[TASK PROMPT]
Treat the line containing "What text is on this page?" as the first line and the final line of the material below as the last; reproduce that range exactly.

━━ MATERIAL FOR THIS TASK

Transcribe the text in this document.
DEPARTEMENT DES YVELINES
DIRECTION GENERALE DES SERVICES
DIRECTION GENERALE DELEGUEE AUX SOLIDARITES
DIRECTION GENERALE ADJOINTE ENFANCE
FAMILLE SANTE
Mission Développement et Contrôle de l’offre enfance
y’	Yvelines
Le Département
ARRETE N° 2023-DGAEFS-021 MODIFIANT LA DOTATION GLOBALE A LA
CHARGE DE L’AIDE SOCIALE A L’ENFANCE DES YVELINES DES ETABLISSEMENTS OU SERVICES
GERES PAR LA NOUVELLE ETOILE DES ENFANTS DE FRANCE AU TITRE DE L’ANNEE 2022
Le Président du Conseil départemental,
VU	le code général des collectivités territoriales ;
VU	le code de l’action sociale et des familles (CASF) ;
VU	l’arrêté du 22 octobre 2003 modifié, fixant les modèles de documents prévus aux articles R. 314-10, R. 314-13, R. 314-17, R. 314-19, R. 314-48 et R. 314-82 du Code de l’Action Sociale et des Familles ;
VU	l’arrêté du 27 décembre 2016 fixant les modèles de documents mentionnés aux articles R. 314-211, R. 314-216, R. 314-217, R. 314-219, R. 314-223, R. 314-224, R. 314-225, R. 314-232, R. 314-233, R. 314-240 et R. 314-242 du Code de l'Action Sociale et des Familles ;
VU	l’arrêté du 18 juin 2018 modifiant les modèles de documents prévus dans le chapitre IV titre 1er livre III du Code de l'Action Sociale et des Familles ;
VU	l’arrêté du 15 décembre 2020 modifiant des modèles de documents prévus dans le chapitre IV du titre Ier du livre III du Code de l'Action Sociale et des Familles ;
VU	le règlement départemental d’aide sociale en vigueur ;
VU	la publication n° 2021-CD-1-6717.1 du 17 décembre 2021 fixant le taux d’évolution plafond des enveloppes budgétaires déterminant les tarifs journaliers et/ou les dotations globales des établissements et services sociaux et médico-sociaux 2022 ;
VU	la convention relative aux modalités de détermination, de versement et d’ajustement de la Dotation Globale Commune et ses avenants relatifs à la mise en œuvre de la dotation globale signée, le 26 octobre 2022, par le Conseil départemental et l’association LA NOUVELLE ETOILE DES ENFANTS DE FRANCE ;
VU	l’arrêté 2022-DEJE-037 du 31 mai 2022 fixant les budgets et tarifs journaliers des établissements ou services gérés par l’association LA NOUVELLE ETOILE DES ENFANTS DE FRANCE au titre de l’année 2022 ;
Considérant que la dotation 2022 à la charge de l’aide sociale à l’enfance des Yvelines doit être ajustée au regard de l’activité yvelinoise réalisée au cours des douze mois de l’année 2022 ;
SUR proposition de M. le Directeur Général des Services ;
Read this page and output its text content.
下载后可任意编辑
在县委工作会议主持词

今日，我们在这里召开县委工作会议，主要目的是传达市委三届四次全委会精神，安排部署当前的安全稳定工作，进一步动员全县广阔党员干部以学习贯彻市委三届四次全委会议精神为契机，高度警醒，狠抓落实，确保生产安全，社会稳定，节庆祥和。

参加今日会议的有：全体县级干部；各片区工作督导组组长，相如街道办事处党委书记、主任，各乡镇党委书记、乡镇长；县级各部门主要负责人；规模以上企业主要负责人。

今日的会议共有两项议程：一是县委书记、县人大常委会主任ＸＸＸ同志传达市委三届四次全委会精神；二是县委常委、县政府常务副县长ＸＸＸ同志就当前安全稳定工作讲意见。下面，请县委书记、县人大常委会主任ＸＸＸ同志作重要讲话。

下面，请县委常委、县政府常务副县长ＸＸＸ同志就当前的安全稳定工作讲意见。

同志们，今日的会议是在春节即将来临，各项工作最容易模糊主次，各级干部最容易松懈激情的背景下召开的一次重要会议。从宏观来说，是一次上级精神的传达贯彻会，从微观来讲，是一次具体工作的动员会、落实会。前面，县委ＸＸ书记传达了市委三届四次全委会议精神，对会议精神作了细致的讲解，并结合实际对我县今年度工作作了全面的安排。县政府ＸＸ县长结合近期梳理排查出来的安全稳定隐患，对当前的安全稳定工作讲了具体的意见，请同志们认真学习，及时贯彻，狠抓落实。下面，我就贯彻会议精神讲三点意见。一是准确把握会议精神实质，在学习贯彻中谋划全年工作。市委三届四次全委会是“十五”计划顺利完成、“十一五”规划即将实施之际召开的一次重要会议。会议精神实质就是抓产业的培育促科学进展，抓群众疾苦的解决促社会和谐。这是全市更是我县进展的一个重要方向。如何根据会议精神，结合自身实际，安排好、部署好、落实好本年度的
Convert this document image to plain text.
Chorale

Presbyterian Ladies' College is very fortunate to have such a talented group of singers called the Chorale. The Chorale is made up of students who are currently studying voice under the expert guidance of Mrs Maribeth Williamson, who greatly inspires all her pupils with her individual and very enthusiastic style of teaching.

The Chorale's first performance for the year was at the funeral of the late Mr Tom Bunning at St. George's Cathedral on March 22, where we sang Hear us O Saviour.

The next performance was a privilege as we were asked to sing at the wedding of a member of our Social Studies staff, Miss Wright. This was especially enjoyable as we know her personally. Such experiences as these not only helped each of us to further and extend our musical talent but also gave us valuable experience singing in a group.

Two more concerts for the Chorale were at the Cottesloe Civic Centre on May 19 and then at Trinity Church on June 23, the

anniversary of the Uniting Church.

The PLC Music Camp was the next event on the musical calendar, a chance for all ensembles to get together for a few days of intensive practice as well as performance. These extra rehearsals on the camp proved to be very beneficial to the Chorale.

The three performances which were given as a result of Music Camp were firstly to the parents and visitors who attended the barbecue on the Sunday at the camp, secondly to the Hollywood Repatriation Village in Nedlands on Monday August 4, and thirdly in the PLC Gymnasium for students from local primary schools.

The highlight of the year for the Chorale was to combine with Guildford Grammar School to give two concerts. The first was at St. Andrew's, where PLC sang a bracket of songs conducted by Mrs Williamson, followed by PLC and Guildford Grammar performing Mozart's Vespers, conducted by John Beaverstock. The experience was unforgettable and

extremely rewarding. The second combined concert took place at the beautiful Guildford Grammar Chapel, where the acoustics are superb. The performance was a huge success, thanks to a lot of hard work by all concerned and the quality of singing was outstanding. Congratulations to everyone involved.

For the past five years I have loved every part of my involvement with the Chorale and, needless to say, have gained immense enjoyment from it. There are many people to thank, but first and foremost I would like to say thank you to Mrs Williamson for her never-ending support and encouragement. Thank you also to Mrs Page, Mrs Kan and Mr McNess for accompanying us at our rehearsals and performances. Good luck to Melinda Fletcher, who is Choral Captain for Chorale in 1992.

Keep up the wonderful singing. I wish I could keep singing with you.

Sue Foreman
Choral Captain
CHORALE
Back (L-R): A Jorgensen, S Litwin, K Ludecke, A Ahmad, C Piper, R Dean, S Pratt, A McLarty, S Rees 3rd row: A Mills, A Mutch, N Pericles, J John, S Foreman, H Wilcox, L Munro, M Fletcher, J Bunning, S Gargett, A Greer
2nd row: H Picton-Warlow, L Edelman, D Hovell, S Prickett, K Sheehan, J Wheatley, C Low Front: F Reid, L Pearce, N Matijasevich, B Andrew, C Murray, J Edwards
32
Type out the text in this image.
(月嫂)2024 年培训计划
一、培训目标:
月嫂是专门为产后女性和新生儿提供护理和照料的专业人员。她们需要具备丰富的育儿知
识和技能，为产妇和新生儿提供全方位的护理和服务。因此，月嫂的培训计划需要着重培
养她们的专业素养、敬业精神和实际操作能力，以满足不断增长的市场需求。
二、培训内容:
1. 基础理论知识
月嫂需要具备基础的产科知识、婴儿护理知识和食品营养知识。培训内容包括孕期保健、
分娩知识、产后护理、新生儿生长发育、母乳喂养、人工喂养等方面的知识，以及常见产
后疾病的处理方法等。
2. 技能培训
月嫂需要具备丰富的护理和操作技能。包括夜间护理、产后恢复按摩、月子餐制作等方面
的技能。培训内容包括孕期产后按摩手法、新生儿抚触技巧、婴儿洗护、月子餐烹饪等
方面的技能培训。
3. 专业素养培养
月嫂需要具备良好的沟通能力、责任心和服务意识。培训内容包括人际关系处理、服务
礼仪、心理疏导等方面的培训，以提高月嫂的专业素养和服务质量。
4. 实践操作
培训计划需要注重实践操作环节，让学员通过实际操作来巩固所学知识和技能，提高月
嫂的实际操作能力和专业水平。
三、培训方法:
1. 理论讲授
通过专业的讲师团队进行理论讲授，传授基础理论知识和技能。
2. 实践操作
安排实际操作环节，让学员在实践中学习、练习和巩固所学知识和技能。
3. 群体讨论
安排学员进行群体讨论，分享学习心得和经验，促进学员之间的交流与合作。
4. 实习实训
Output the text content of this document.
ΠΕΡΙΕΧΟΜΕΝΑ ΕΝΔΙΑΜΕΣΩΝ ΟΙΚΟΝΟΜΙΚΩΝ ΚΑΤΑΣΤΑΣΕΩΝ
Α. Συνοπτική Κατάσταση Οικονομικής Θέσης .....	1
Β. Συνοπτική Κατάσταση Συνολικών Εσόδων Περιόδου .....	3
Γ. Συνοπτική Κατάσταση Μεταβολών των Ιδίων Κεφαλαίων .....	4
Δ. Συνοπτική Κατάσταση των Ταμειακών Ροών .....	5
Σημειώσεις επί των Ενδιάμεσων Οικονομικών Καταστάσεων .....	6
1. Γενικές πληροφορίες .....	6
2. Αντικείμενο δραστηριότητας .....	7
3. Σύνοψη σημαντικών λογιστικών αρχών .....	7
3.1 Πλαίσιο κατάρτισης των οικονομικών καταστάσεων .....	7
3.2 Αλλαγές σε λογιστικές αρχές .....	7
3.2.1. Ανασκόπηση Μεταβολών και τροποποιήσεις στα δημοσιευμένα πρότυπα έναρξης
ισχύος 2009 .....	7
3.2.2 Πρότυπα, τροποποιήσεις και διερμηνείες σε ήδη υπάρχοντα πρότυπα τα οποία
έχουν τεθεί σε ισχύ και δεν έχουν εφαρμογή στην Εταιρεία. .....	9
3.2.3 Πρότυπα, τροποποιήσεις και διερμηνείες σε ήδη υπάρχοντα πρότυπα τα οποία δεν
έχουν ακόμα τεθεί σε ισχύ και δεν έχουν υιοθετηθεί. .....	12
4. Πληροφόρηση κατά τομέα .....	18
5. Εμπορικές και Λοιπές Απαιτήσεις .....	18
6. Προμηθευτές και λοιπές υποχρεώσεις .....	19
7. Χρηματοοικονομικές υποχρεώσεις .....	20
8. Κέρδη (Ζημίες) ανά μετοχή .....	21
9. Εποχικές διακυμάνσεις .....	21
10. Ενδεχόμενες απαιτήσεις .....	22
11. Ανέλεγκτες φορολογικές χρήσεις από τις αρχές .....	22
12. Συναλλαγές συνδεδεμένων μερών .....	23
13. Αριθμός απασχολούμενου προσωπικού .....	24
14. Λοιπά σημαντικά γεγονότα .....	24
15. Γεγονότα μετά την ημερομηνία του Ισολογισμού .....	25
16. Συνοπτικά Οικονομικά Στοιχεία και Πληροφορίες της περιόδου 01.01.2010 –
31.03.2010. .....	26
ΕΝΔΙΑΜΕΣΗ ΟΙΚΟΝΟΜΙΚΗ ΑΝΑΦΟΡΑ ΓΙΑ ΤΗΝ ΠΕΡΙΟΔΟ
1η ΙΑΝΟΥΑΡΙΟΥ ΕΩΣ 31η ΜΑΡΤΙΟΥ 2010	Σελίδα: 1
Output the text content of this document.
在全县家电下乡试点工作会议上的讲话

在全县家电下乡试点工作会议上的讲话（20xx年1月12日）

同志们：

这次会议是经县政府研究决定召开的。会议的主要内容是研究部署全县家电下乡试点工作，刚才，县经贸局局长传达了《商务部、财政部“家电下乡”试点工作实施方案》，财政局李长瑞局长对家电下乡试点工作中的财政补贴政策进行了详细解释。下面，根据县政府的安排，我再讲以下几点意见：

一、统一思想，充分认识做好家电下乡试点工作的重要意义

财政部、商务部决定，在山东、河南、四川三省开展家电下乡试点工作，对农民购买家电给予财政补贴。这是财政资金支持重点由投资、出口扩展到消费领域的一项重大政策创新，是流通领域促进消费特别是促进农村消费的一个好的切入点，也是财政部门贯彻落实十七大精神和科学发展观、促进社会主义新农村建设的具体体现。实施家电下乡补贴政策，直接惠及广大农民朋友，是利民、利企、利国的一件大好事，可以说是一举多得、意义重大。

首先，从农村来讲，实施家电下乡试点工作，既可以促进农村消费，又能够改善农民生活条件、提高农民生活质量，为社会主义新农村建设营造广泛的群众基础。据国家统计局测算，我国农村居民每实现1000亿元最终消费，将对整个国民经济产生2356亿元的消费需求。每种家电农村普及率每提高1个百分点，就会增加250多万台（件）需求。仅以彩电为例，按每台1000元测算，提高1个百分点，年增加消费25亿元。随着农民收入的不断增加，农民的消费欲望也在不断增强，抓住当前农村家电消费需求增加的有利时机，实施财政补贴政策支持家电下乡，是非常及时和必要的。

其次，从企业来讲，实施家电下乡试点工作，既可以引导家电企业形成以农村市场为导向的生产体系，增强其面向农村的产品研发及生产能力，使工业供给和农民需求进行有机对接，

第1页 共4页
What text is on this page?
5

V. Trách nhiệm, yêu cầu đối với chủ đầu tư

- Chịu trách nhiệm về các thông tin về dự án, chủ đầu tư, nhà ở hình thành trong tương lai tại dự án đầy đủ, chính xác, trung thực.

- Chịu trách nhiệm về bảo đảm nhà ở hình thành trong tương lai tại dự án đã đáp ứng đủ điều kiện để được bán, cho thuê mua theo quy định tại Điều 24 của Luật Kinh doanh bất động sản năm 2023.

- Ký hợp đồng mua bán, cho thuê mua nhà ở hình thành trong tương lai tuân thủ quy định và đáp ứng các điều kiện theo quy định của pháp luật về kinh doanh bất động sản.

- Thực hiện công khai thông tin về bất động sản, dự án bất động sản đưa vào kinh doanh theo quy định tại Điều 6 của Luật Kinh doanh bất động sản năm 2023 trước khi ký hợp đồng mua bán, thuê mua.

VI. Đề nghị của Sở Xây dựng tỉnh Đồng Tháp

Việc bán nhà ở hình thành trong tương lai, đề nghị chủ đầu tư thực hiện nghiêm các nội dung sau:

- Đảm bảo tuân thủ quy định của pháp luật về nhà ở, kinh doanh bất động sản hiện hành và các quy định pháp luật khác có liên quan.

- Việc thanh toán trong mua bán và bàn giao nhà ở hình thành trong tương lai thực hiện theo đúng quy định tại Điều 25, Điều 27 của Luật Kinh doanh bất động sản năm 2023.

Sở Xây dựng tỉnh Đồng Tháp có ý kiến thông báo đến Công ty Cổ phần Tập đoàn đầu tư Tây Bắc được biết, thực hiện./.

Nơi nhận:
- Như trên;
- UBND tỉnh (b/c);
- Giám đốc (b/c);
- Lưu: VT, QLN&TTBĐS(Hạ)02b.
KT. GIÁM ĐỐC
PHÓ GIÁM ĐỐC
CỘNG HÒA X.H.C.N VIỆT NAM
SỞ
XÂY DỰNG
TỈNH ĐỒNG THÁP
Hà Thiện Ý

━━━━

[SOLUTION BELOW]
What text is on this page?
5

V. Trách nhiệm, yêu cầu đối với chủ đầu tư

- Chịu trách nhiệm về các thông tin về dự án, chủ đầu tư, nhà ở hình thành trong tương lai tại dự án đầy đủ, chính xác, trung thực.

- Chịu trách nhiệm về bảo đảm nhà ở hình thành trong tương lai tại dự án đã đáp ứng đủ điều kiện để được bán, cho thuê mua theo quy định tại Điều 24 của Luật Kinh doanh bất động sản năm 2023.

- Ký hợp đồng mua bán, cho thuê mua nhà ở hình thành trong tương lai tuân thủ quy định và đáp ứng các điều kiện theo quy định của pháp luật về kinh doanh bất động sản.

- Thực hiện công khai thông tin về bất động sản, dự án bất động sản đưa vào kinh doanh theo quy định tại Điều 6 của Luật Kinh doanh bất động sản năm 2023 trước khi ký hợp đồng mua bán, thuê mua.

VI. Đề nghị của Sở Xây dựng tỉnh Đồng Tháp

Việc bán nhà ở hình thành trong tương lai, đề nghị chủ đầu tư thực hiện nghiêm các nội dung sau:

- Đảm bảo tuân thủ quy định của pháp luật về nhà ở, kinh doanh bất động sản hiện hành và các quy định pháp luật khác có liên quan.

- Việc thanh toán trong mua bán và bàn giao nhà ở hình thành trong tương lai thực hiện theo đúng quy định tại Điều 25, Điều 27 của Luật Kinh doanh bất động sản năm 2023.

Sở Xây dựng tỉnh Đồng Tháp có ý kiến thông báo đến Công ty Cổ phần Tập đoàn đầu tư Tây Bắc được biết, thực hiện./.

Nơi nhận:
- Như trên;
- UBND tỉnh (b/c);
- Giám đốc (b/c);
- Lưu: VT, QLN&TTBĐS(Hạ)02b.
KT. GIÁM ĐỐC
PHÓ GIÁM ĐỐC
CỘNG HÒA X.H.C.N VIỆT NAM
SỞ
XÂY DỰNG
TỈNH ĐỒNG THÁP
Hà Thiện Ý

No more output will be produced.